Data records:

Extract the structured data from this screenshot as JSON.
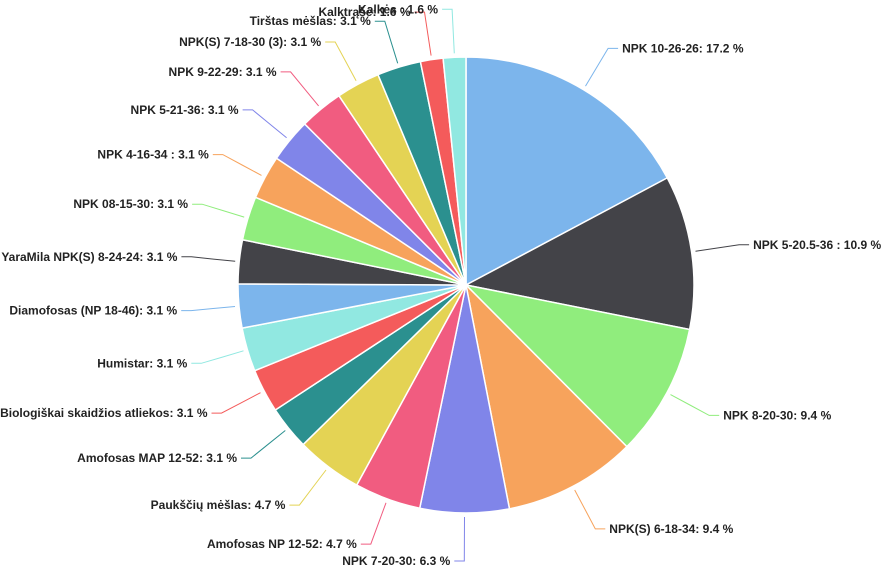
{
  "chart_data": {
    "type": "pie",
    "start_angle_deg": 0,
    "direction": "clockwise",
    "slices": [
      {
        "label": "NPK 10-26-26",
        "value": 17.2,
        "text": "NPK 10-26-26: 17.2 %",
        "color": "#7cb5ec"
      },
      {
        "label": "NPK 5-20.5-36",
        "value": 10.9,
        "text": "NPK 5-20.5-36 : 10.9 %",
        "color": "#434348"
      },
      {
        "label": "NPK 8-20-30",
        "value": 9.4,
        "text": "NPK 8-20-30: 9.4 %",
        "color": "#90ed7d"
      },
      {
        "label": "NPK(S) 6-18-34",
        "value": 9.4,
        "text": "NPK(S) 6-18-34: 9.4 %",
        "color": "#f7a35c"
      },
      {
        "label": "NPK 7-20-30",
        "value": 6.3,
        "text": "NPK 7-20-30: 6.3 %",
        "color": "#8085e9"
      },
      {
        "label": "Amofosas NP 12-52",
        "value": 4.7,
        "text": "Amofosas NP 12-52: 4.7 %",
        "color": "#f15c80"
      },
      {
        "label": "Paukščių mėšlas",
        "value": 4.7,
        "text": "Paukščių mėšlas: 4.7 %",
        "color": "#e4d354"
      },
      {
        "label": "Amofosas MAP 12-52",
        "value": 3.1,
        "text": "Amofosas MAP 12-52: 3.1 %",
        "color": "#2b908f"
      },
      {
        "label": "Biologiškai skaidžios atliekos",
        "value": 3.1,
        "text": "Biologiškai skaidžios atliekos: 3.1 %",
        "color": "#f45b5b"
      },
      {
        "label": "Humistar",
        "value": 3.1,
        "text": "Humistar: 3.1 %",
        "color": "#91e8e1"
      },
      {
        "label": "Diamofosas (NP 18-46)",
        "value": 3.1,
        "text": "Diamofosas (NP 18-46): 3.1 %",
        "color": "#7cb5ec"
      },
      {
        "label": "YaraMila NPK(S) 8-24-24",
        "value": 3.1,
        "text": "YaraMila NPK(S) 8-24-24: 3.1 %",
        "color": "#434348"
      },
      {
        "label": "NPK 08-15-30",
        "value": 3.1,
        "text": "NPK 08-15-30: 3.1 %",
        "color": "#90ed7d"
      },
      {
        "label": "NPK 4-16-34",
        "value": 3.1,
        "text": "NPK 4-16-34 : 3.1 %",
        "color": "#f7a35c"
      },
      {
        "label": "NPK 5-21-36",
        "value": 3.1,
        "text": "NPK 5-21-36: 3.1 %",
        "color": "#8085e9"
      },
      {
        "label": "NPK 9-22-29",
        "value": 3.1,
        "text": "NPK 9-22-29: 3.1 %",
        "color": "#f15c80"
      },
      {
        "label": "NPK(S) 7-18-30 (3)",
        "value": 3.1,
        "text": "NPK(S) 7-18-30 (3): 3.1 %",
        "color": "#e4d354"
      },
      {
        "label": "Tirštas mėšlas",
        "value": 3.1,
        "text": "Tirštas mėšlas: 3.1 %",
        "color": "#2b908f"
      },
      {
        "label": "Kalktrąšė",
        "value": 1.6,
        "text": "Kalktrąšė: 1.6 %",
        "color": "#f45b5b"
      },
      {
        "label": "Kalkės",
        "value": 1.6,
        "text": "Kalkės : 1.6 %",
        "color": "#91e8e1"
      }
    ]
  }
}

▸ **What you are asked to do**: Using the records above, list each line that includes "Biologiškai".

▸ **Output of the exercise**:
        "label": "Biologiškai skaidžios atliekos",
        "text": "Biologiškai skaidžios atliekos: 3.1 %",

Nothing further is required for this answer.